INSTRUCTIONS FOR THE TASK - Print out the material that follows word for word.
>> Start MATERIAL
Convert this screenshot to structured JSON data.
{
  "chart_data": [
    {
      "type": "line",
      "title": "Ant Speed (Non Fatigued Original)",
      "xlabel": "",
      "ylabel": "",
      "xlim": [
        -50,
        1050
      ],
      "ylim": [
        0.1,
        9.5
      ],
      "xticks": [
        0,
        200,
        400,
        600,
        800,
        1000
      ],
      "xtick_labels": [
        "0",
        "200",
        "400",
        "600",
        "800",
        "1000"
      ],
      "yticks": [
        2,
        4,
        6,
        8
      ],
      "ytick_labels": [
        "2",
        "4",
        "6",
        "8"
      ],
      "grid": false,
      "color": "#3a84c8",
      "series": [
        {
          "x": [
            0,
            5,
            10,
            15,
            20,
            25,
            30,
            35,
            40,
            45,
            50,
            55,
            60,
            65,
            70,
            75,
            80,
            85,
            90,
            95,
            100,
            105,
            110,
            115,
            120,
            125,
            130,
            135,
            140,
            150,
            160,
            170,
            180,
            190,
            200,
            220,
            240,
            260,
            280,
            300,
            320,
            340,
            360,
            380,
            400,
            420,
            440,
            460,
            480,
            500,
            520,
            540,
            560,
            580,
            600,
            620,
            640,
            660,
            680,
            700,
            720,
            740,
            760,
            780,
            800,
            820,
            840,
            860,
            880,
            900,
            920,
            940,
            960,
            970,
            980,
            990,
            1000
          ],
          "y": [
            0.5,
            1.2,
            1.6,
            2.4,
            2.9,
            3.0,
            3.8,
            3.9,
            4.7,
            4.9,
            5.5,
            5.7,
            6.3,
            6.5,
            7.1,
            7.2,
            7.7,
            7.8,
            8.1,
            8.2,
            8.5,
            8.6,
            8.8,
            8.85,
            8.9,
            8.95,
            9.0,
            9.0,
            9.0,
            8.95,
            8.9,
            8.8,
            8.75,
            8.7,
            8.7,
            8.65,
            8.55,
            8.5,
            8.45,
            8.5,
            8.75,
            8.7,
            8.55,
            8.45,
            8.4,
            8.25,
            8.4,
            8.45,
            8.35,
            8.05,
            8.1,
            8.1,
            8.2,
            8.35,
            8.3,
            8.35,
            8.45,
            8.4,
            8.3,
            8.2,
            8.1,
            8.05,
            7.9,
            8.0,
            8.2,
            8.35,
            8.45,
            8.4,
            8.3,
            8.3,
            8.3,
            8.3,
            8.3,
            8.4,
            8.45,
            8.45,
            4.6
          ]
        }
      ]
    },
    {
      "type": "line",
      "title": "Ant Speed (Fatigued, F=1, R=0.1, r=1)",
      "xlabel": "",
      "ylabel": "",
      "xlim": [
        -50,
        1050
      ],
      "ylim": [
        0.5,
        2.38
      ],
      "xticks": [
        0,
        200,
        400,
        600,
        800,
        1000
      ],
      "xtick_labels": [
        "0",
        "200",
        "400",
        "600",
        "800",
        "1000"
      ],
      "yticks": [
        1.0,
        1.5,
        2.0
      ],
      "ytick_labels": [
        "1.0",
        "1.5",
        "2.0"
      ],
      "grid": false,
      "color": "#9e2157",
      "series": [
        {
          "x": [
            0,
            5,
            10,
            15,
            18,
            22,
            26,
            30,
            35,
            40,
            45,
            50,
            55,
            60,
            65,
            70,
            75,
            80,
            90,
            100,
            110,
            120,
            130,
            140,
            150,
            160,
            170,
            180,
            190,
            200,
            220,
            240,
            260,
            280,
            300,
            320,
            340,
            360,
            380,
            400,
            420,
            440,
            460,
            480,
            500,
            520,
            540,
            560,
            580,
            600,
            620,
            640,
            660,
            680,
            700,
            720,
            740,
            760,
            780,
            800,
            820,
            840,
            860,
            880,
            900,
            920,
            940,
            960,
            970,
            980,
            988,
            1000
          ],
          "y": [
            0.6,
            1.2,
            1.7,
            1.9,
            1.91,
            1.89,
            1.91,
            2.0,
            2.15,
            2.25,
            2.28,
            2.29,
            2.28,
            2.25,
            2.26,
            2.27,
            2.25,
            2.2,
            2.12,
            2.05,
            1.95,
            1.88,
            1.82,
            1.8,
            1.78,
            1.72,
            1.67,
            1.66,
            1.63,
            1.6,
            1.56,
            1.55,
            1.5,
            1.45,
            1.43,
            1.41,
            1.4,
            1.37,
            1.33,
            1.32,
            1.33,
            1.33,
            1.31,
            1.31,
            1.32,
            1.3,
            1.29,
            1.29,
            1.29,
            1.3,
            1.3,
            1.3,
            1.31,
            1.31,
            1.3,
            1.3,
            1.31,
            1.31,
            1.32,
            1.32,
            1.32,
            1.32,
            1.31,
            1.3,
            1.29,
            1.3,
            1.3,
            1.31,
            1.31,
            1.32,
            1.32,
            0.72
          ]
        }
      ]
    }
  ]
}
>> End MATERIAL
EXERCISE OUTPUT -
Convert this screenshot to structured JSON data.
{
  "chart_data": [
    {
      "type": "line",
      "title": "Ant Speed (Non Fatigued Original)",
      "xlabel": "",
      "ylabel": "",
      "xlim": [
        -50,
        1050
      ],
      "ylim": [
        0.1,
        9.5
      ],
      "xticks": [
        0,
        200,
        400,
        600,
        800,
        1000
      ],
      "xtick_labels": [
        "0",
        "200",
        "400",
        "600",
        "800",
        "1000"
      ],
      "yticks": [
        2,
        4,
        6,
        8
      ],
      "ytick_labels": [
        "2",
        "4",
        "6",
        "8"
      ],
      "grid": false,
      "color": "#3a84c8",
      "series": [
        {
          "x": [
            0,
            5,
            10,
            15,
            20,
            25,
            30,
            35,
            40,
            45,
            50,
            55,
            60,
            65,
            70,
            75,
            80,
            85,
            90,
            95,
            100,
            105,
            110,
            115,
            120,
            125,
            130,
            135,
            140,
            150,
            160,
            170,
            180,
            190,
            200,
            220,
            240,
            260,
            280,
            300,
            320,
            340,
            360,
            380,
            400,
            420,
            440,
            460,
            480,
            500,
            520,
            540,
            560,
            580,
            600,
            620,
            640,
            660,
            680,
            700,
            720,
            740,
            760,
            780,
            800,
            820,
            840,
            860,
            880,
            900,
            920,
            940,
            960,
            970,
            980,
            990,
            1000
          ],
          "y": [
            0.5,
            1.2,
            1.6,
            2.4,
            2.9,
            3.0,
            3.8,
            3.9,
            4.7,
            4.9,
            5.5,
            5.7,
            6.3,
            6.5,
            7.1,
            7.2,
            7.7,
            7.8,
            8.1,
            8.2,
            8.5,
            8.6,
            8.8,
            8.85,
            8.9,
            8.95,
            9.0,
            9.0,
            9.0,
            8.95,
            8.9,
            8.8,
            8.75,
            8.7,
            8.7,
            8.65,
            8.55,
            8.5,
            8.45,
            8.5,
            8.75,
            8.7,
            8.55,
            8.45,
            8.4,
            8.25,
            8.4,
            8.45,
            8.35,
            8.05,
            8.1,
            8.1,
            8.2,
            8.35,
            8.3,
            8.35,
            8.45,
            8.4,
            8.3,
            8.2,
            8.1,
            8.05,
            7.9,
            8.0,
            8.2,
            8.35,
            8.45,
            8.4,
            8.3,
            8.3,
            8.3,
            8.3,
            8.3,
            8.4,
            8.45,
            8.45,
            4.6
          ]
        }
      ]
    },
    {
      "type": "line",
      "title": "Ant Speed (Fatigued, F=1, R=0.1, r=1)",
      "xlabel": "",
      "ylabel": "",
      "xlim": [
        -50,
        1050
      ],
      "ylim": [
        0.5,
        2.38
      ],
      "xticks": [
        0,
        200,
        400,
        600,
        800,
        1000
      ],
      "xtick_labels": [
        "0",
        "200",
        "400",
        "600",
        "800",
        "1000"
      ],
      "yticks": [
        1.0,
        1.5,
        2.0
      ],
      "ytick_labels": [
        "1.0",
        "1.5",
        "2.0"
      ],
      "grid": false,
      "color": "#9e2157",
      "series": [
        {
          "x": [
            0,
            5,
            10,
            15,
            18,
            22,
            26,
            30,
            35,
            40,
            45,
            50,
            55,
            60,
            65,
            70,
            75,
            80,
            90,
            100,
            110,
            120,
            130,
            140,
            150,
            160,
            170,
            180,
            190,
            200,
            220,
            240,
            260,
            280,
            300,
            320,
            340,
            360,
            380,
            400,
            420,
            440,
            460,
            480,
            500,
            520,
            540,
            560,
            580,
            600,
            620,
            640,
            660,
            680,
            700,
            720,
            740,
            760,
            780,
            800,
            820,
            840,
            860,
            880,
            900,
            920,
            940,
            960,
            970,
            980,
            988,
            1000
          ],
          "y": [
            0.6,
            1.2,
            1.7,
            1.9,
            1.91,
            1.89,
            1.91,
            2.0,
            2.15,
            2.25,
            2.28,
            2.29,
            2.28,
            2.25,
            2.26,
            2.27,
            2.25,
            2.2,
            2.12,
            2.05,
            1.95,
            1.88,
            1.82,
            1.8,
            1.78,
            1.72,
            1.67,
            1.66,
            1.63,
            1.6,
            1.56,
            1.55,
            1.5,
            1.45,
            1.43,
            1.41,
            1.4,
            1.37,
            1.33,
            1.32,
            1.33,
            1.33,
            1.31,
            1.31,
            1.32,
            1.3,
            1.29,
            1.29,
            1.29,
            1.3,
            1.3,
            1.3,
            1.31,
            1.31,
            1.3,
            1.3,
            1.31,
            1.31,
            1.32,
            1.32,
            1.32,
            1.32,
            1.31,
            1.3,
            1.29,
            1.3,
            1.3,
            1.31,
            1.31,
            1.32,
            1.32,
            0.72
          ]
        }
      ]
    }
  ]
}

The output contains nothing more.